__Work required__: Gather all lines from the material that contain the word "Items".

A block of data
# # # #

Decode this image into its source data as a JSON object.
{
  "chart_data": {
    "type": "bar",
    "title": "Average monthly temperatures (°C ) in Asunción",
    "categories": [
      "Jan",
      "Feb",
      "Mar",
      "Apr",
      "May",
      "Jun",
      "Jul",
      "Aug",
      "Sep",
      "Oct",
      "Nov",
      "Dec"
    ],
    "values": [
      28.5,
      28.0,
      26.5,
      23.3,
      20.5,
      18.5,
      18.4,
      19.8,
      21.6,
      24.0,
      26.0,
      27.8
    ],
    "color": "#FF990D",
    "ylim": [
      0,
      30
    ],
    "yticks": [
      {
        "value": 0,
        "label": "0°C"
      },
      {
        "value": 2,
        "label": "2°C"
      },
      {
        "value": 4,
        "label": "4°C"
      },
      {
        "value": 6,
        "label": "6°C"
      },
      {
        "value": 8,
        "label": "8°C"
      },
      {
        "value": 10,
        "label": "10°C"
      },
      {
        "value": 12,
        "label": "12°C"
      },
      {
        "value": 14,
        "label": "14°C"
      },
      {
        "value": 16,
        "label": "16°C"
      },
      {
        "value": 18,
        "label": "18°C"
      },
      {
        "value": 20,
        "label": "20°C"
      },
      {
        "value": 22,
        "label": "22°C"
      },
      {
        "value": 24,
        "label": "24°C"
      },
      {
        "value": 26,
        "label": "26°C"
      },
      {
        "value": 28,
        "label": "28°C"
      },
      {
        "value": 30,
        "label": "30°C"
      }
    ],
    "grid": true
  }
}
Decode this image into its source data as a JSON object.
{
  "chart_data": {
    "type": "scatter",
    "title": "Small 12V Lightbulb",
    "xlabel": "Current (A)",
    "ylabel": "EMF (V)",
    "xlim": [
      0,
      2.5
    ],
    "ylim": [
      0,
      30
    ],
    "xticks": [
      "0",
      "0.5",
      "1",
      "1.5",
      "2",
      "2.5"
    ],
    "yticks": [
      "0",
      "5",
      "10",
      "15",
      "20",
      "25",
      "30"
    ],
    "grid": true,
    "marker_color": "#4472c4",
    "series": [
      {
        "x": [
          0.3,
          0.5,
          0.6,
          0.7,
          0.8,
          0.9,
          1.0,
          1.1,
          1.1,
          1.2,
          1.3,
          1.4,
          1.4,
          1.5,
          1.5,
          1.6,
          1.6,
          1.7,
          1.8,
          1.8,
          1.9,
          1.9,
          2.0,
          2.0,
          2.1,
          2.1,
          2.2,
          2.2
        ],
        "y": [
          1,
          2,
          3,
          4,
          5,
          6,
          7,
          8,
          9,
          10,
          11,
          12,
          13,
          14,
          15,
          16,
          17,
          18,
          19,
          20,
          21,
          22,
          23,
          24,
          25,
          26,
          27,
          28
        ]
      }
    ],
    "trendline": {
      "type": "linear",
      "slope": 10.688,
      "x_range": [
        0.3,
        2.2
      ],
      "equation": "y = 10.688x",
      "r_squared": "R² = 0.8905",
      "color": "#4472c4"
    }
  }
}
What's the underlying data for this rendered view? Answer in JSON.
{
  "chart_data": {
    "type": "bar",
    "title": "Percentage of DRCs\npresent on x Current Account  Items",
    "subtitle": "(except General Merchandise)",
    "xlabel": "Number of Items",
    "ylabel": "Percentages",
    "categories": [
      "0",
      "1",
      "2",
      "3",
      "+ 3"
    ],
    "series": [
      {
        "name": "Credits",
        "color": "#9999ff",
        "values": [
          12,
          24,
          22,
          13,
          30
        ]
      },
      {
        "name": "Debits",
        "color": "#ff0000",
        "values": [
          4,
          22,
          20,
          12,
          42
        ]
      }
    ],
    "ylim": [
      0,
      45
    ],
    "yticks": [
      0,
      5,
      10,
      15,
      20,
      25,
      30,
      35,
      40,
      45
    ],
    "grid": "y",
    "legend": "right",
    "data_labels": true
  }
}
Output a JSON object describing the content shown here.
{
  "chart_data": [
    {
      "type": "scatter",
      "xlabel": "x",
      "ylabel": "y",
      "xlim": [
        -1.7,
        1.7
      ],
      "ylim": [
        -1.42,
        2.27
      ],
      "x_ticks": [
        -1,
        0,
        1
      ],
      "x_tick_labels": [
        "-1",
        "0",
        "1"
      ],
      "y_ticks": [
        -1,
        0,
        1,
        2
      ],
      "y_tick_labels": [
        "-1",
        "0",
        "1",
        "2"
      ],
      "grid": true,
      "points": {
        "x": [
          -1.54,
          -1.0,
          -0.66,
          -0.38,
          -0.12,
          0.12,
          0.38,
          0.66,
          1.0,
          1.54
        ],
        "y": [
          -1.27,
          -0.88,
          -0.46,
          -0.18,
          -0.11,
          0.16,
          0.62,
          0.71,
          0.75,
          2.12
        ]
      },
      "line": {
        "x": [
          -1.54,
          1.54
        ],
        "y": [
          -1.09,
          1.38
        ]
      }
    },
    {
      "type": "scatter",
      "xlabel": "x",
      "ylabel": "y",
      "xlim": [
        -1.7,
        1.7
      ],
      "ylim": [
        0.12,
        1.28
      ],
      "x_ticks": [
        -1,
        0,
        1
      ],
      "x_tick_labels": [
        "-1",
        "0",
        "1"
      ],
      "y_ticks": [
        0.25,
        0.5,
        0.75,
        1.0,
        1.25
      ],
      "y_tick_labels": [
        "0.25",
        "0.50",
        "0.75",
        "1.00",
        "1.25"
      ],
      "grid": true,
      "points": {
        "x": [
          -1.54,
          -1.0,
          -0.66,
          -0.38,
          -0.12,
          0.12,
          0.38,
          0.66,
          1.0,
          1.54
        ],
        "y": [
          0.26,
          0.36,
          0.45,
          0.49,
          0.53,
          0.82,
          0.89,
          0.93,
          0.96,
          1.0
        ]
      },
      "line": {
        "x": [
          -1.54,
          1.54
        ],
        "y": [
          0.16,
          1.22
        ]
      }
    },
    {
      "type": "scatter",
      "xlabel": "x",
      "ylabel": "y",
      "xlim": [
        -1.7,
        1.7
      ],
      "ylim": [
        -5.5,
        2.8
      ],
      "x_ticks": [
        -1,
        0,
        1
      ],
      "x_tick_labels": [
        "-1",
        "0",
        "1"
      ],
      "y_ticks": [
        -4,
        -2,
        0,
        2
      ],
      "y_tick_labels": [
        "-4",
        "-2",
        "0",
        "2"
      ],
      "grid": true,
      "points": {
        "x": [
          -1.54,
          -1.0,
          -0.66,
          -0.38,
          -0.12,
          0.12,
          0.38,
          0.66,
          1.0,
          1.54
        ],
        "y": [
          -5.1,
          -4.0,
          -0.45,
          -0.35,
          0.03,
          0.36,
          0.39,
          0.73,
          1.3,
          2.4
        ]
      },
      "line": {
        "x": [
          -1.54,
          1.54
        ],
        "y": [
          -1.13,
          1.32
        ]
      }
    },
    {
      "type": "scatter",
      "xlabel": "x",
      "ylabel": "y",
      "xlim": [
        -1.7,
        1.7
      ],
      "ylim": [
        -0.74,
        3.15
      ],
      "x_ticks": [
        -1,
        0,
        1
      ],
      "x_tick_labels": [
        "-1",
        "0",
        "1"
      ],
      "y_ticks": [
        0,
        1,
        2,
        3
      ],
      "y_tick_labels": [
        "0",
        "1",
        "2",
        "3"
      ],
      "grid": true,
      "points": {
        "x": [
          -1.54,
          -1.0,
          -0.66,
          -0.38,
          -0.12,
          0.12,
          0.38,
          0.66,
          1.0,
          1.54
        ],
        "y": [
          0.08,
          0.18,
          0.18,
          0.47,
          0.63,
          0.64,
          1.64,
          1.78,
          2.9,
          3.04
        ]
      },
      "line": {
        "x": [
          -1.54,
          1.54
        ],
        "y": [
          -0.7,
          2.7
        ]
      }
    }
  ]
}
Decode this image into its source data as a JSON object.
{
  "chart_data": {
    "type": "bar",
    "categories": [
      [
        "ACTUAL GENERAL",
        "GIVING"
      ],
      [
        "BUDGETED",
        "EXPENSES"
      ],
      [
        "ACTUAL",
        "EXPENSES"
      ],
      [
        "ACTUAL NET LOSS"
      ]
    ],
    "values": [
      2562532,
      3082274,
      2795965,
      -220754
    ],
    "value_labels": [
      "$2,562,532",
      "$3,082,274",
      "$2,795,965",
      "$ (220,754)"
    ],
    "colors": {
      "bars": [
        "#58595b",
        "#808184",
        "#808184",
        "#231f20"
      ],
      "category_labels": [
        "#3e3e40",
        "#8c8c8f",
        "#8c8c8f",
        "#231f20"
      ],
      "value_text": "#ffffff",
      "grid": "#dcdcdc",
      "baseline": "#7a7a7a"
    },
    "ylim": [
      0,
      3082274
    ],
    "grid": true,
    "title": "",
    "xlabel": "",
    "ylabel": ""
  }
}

# # # #

__Final result__:
    "title": "Percentage of DRCs\npresent on x Current Account  Items",
    "xlabel": "Number of Items",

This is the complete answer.